Extracted records
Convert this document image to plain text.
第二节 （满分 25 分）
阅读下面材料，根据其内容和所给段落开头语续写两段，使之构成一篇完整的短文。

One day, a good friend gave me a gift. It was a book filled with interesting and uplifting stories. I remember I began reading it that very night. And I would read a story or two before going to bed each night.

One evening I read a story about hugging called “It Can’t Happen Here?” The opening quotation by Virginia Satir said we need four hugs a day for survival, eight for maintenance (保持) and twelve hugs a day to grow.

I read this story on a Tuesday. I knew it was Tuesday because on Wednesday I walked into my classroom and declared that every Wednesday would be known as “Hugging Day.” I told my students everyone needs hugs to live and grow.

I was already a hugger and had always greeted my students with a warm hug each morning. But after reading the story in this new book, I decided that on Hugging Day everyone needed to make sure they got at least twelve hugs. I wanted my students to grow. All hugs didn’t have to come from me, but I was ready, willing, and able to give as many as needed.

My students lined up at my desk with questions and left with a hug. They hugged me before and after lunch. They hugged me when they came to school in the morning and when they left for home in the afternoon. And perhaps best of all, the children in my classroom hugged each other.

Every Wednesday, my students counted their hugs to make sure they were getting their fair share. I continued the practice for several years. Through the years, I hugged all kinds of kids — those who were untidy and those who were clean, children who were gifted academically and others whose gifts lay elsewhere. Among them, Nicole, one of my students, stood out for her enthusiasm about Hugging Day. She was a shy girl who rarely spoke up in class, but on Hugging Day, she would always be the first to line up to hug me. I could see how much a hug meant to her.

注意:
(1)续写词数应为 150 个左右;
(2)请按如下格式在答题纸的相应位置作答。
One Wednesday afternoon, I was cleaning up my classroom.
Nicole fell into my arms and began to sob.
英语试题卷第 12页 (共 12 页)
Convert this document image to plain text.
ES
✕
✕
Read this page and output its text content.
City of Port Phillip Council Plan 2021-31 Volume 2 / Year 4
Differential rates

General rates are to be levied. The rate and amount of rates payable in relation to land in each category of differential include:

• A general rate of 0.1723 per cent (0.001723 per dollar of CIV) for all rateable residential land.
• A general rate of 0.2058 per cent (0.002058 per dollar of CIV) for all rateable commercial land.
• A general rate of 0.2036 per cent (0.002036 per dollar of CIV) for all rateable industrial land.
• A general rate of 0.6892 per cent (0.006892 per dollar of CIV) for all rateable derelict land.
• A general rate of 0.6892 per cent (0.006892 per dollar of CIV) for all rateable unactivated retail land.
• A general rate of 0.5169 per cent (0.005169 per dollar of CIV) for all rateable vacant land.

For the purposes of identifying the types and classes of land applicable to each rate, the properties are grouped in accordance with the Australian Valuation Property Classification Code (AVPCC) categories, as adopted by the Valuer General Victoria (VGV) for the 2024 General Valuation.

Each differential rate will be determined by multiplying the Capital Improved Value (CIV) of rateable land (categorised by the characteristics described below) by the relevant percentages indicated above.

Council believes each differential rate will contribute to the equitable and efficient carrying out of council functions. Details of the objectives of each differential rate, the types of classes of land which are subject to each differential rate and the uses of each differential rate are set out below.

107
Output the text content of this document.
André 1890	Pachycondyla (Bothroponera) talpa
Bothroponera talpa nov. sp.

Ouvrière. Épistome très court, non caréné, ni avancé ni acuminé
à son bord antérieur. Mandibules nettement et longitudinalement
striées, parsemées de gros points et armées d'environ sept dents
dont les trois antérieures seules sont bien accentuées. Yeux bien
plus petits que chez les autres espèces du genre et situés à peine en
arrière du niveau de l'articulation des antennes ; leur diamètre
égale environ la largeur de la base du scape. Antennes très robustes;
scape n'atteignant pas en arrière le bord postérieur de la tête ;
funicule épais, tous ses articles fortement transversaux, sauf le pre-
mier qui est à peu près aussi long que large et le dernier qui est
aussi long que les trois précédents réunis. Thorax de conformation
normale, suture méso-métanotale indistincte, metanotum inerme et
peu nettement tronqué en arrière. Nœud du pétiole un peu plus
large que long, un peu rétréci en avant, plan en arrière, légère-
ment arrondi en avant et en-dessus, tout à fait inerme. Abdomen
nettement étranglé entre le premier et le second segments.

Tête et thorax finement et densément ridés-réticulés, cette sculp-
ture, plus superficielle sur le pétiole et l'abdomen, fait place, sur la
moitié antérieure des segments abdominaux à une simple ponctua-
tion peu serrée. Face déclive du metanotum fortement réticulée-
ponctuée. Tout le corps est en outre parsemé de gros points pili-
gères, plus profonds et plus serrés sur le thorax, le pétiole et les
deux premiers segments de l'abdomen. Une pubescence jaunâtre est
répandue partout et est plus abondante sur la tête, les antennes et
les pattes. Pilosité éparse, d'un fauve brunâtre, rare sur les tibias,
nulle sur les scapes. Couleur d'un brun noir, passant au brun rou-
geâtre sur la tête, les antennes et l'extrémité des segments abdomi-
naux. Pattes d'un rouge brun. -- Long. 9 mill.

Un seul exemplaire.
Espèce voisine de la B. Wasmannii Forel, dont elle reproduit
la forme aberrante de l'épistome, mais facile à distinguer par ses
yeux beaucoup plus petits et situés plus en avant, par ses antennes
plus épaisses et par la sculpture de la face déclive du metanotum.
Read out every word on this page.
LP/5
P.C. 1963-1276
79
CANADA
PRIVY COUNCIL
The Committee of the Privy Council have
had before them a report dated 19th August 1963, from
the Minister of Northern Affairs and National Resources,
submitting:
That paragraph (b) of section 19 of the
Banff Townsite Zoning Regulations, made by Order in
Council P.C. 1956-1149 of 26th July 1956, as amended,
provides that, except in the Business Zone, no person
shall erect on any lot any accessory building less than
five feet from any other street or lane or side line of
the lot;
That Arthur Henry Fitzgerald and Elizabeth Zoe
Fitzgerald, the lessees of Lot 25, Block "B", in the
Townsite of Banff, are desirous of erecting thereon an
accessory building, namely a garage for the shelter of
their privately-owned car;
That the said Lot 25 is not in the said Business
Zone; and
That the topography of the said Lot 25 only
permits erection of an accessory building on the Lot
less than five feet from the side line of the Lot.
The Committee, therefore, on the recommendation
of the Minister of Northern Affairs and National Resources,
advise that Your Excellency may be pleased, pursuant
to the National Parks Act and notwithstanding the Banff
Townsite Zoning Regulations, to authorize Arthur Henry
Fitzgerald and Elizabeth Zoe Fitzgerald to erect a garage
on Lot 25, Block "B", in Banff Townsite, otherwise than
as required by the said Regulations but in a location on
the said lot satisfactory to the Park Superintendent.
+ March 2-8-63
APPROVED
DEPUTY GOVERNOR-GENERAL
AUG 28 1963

• [TASK BRIEF]: Write out all the entries exactly.

• [RESULT]:
Convert this document image to plain text.
第二节 （满分 25 分）
阅读下面材料，根据其内容和所给段落开头语续写两段，使之构成一篇完整的短文。

One day, a good friend gave me a gift. It was a book filled with interesting and uplifting stories. I remember I began reading it that very night. And I would read a story or two before going to bed each night.

One evening I read a story about hugging called “It Can’t Happen Here?” The opening quotation by Virginia Satir said we need four hugs a day for survival, eight for maintenance (保持) and twelve hugs a day to grow.

I read this story on a Tuesday. I knew it was Tuesday because on Wednesday I walked into my classroom and declared that every Wednesday would be known as “Hugging Day.” I told my students everyone needs hugs to live and grow.

I was already a hugger and had always greeted my students with a warm hug each morning. But after reading the story in this new book, I decided that on Hugging Day everyone needed to make sure they got at least twelve hugs. I wanted my students to grow. All hugs didn’t have to come from me, but I was ready, willing, and able to give as many as needed.

My students lined up at my desk with questions and left with a hug. They hugged me before and after lunch. They hugged me when they came to school in the morning and when they left for home in the afternoon. And perhaps best of all, the children in my classroom hugged each other.

Every Wednesday, my students counted their hugs to make sure they were getting their fair share. I continued the practice for several years. Through the years, I hugged all kinds of kids — those who were untidy and those who were clean, children who were gifted academically and others whose gifts lay elsewhere. Among them, Nicole, one of my students, stood out for her enthusiasm about Hugging Day. She was a shy girl who rarely spoke up in class, but on Hugging Day, she would always be the first to line up to hug me. I could see how much a hug meant to her.

注意:
(1)续写词数应为 150 个左右;
(2)请按如下格式在答题纸的相应位置作答。
One Wednesday afternoon, I was cleaning up my classroom.
Nicole fell into my arms and began to sob.
英语试题卷第 12页 (共 12 页)
Convert this document image to plain text.
ES
✕
✕
Read this page and output its text content.
City of Port Phillip Council Plan 2021-31 Volume 2 / Year 4
Differential rates

General rates are to be levied. The rate and amount of rates payable in relation to land in each category of differential include:

• A general rate of 0.1723 per cent (0.001723 per dollar of CIV) for all rateable residential land.
• A general rate of 0.2058 per cent (0.002058 per dollar of CIV) for all rateable commercial land.
• A general rate of 0.2036 per cent (0.002036 per dollar of CIV) for all rateable industrial land.
• A general rate of 0.6892 per cent (0.006892 per dollar of CIV) for all rateable derelict land.
• A general rate of 0.6892 per cent (0.006892 per dollar of CIV) for all rateable unactivated retail land.
• A general rate of 0.5169 per cent (0.005169 per dollar of CIV) for all rateable vacant land.

For the purposes of identifying the types and classes of land applicable to each rate, the properties are grouped in accordance with the Australian Valuation Property Classification Code (AVPCC) categories, as adopted by the Valuer General Victoria (VGV) for the 2024 General Valuation.

Each differential rate will be determined by multiplying the Capital Improved Value (CIV) of rateable land (categorised by the characteristics described below) by the relevant percentages indicated above.

Council believes each differential rate will contribute to the equitable and efficient carrying out of council functions. Details of the objectives of each differential rate, the types of classes of land which are subject to each differential rate and the uses of each differential rate are set out below.

107
Output the text content of this document.
André 1890	Pachycondyla (Bothroponera) talpa
Bothroponera talpa nov. sp.

Ouvrière. Épistome très court, non caréné, ni avancé ni acuminé
à son bord antérieur. Mandibules nettement et longitudinalement
striées, parsemées de gros points et armées d'environ sept dents
dont les trois antérieures seules sont bien accentuées. Yeux bien
plus petits que chez les autres espèces du genre et situés à peine en
arrière du niveau de l'articulation des antennes ; leur diamètre
égale environ la largeur de la base du scape. Antennes très robustes;
scape n'atteignant pas en arrière le bord postérieur de la tête ;
funicule épais, tous ses articles fortement transversaux, sauf le pre-
mier qui est à peu près aussi long que large et le dernier qui est
aussi long que les trois précédents réunis. Thorax de conformation
normale, suture méso-métanotale indistincte, metanotum inerme et
peu nettement tronqué en arrière. Nœud du pétiole un peu plus
large que long, un peu rétréci en avant, plan en arrière, légère-
ment arrondi en avant et en-dessus, tout à fait inerme. Abdomen
nettement étranglé entre le premier et le second segments.

Tête et thorax finement et densément ridés-réticulés, cette sculp-
ture, plus superficielle sur le pétiole et l'abdomen, fait place, sur la
moitié antérieure des segments abdominaux à une simple ponctua-
tion peu serrée. Face déclive du metanotum fortement réticulée-
ponctuée. Tout le corps est en outre parsemé de gros points pili-
gères, plus profonds et plus serrés sur le thorax, le pétiole et les
deux premiers segments de l'abdomen. Une pubescence jaunâtre est
répandue partout et est plus abondante sur la tête, les antennes et
les pattes. Pilosité éparse, d'un fauve brunâtre, rare sur les tibias,
nulle sur les scapes. Couleur d'un brun noir, passant au brun rou-
geâtre sur la tête, les antennes et l'extrémité des segments abdomi-
naux. Pattes d'un rouge brun. -- Long. 9 mill.

Un seul exemplaire.
Espèce voisine de la B. Wasmannii Forel, dont elle reproduit
la forme aberrante de l'épistome, mais facile à distinguer par ses
yeux beaucoup plus petits et situés plus en avant, par ses antennes
plus épaisses et par la sculpture de la face déclive du metanotum.
Read out every word on this page.
LP/5
P.C. 1963-1276
79
CANADA
PRIVY COUNCIL
The Committee of the Privy Council have
had before them a report dated 19th August 1963, from
the Minister of Northern Affairs and National Resources,
submitting:
That paragraph (b) of section 19 of the
Banff Townsite Zoning Regulations, made by Order in
Council P.C. 1956-1149 of 26th July 1956, as amended,
provides that, except in the Business Zone, no person
shall erect on any lot any accessory building less than
five feet from any other street or lane or side line of
the lot;
That Arthur Henry Fitzgerald and Elizabeth Zoe
Fitzgerald, the lessees of Lot 25, Block "B", in the
Townsite of Banff, are desirous of erecting thereon an
accessory building, namely a garage for the shelter of
their privately-owned car;
That the said Lot 25 is not in the said Business
Zone; and
That the topography of the said Lot 25 only
permits erection of an accessory building on the Lot
less than five feet from the side line of the Lot.
The Committee, therefore, on the recommendation
of the Minister of Northern Affairs and National Resources,
advise that Your Excellency may be pleased, pursuant
to the National Parks Act and notwithstanding the Banff
Townsite Zoning Regulations, to authorize Arthur Henry
Fitzgerald and Elizabeth Zoe Fitzgerald to erect a garage
on Lot 25, Block "B", in Banff Townsite, otherwise than
as required by the said Regulations but in a location on
the said lot satisfactory to the Park Superintendent.
+ March 2-8-63
APPROVED
DEPUTY GOVERNOR-GENERAL
AUG 28 1963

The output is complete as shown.